◆ To be done
From the entries that follow, pick out all lines holding "number".

◆ Extracted data
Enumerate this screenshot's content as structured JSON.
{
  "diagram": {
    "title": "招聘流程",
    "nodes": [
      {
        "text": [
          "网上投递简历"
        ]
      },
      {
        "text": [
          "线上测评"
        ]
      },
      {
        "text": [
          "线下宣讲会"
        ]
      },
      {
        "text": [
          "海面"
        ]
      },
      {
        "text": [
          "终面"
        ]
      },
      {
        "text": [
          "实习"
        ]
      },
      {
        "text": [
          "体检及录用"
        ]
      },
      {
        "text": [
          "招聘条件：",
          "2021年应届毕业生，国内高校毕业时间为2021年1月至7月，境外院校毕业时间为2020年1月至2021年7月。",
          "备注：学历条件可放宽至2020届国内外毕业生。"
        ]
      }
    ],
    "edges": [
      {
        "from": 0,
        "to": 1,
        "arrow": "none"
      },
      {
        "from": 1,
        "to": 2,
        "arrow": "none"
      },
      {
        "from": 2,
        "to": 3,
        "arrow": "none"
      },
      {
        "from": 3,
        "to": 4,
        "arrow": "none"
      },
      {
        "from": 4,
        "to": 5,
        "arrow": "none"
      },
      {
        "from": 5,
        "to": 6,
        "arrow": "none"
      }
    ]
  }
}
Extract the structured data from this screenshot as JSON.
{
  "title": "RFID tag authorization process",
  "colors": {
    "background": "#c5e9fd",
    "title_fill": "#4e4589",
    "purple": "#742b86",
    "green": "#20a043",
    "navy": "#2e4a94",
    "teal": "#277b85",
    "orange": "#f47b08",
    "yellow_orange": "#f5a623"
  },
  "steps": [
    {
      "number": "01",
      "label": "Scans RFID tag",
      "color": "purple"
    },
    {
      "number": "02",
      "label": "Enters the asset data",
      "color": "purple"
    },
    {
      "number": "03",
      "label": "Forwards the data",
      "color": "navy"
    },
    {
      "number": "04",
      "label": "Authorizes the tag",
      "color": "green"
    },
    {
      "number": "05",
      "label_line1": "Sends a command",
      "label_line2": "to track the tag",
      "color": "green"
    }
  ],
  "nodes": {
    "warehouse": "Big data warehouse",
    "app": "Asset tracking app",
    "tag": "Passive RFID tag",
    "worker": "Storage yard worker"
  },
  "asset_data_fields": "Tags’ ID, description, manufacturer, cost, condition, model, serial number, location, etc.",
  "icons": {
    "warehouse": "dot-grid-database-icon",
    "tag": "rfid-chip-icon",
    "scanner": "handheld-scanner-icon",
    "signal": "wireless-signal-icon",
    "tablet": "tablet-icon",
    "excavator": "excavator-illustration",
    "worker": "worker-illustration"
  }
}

◆ Exercise response
      "number": "01",
      "number": "02",
      "number": "03",
      "number": "04",
      "number": "05",
  "asset_data_fields": "Tags’ ID, description, manufacturer, cost, condition, model, serial number, location, etc.",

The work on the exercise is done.